Aim of the exercise -> Look through the data and write out every line with the word "xlabel" in it.

= = = = = = =

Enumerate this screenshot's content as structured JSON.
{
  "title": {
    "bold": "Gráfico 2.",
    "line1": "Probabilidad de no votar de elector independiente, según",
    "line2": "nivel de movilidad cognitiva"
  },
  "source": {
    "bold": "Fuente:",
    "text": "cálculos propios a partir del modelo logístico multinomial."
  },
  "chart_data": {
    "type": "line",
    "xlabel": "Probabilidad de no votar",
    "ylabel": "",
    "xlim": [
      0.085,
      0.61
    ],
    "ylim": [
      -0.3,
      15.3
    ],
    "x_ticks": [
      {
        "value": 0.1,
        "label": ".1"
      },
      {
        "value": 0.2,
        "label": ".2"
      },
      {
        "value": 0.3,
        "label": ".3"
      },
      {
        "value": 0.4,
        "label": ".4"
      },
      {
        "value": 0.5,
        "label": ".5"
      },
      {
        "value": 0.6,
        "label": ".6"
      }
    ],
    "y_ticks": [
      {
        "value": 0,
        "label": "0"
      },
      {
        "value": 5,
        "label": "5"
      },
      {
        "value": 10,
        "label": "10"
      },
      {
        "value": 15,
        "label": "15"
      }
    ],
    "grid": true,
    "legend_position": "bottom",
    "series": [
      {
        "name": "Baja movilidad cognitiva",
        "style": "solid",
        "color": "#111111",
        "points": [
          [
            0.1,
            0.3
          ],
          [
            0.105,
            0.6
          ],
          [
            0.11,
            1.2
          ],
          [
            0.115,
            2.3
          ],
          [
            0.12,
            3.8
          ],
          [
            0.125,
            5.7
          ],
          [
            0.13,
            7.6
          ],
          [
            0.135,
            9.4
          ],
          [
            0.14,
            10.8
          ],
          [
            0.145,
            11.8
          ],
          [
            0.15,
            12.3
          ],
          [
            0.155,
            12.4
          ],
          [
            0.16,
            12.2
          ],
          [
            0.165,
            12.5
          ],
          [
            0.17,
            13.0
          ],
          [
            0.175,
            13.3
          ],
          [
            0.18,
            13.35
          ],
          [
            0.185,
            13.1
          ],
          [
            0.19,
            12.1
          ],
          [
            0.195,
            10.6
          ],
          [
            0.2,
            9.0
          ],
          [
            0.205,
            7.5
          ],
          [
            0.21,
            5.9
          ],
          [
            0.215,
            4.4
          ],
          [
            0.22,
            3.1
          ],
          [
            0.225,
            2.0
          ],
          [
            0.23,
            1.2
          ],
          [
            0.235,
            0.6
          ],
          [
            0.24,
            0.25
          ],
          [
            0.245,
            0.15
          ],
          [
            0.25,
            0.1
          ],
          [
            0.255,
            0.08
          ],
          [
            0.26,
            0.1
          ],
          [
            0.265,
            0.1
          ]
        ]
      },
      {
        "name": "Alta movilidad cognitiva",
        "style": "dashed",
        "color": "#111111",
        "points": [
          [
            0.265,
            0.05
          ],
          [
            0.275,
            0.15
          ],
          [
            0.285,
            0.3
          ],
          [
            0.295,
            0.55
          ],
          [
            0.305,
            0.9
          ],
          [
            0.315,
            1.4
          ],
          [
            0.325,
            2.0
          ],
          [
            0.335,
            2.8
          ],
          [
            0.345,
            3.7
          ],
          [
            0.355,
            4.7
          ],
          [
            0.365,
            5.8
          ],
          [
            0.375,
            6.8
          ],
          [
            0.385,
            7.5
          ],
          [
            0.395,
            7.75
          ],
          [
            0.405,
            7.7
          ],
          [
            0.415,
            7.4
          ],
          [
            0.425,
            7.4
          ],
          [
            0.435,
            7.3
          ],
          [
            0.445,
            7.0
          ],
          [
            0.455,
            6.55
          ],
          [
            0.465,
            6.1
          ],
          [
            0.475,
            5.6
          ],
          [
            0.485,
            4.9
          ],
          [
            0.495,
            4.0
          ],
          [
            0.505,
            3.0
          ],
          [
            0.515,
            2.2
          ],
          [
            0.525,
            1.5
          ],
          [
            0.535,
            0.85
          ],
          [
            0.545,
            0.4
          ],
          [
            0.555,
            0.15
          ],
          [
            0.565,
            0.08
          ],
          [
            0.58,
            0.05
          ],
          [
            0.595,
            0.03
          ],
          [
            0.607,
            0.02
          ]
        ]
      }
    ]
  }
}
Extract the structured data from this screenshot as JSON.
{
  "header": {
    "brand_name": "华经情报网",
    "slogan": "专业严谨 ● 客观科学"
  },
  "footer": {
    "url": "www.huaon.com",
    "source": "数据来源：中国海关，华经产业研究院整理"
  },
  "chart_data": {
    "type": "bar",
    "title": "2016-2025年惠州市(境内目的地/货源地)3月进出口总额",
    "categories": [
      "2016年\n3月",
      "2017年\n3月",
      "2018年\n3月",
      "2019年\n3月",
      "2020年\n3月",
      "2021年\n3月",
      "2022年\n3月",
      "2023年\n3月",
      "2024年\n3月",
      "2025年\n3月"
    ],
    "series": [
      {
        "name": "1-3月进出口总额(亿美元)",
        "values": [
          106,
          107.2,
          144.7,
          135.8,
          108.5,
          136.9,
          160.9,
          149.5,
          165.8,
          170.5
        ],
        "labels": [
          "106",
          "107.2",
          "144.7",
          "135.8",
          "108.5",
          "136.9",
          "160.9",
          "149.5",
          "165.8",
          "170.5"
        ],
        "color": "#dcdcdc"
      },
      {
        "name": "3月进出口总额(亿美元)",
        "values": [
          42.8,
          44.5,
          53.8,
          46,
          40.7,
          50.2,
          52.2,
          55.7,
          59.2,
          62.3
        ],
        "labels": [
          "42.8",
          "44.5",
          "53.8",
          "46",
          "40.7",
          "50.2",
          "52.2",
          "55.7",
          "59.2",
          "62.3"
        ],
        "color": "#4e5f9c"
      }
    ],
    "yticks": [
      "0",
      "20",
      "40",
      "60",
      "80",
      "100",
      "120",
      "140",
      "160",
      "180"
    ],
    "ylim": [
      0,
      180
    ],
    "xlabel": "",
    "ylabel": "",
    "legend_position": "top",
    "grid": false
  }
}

= = = = = = =

Result for this task ->
    "xlabel": "Probabilidad de no votar",
    "xlabel": "",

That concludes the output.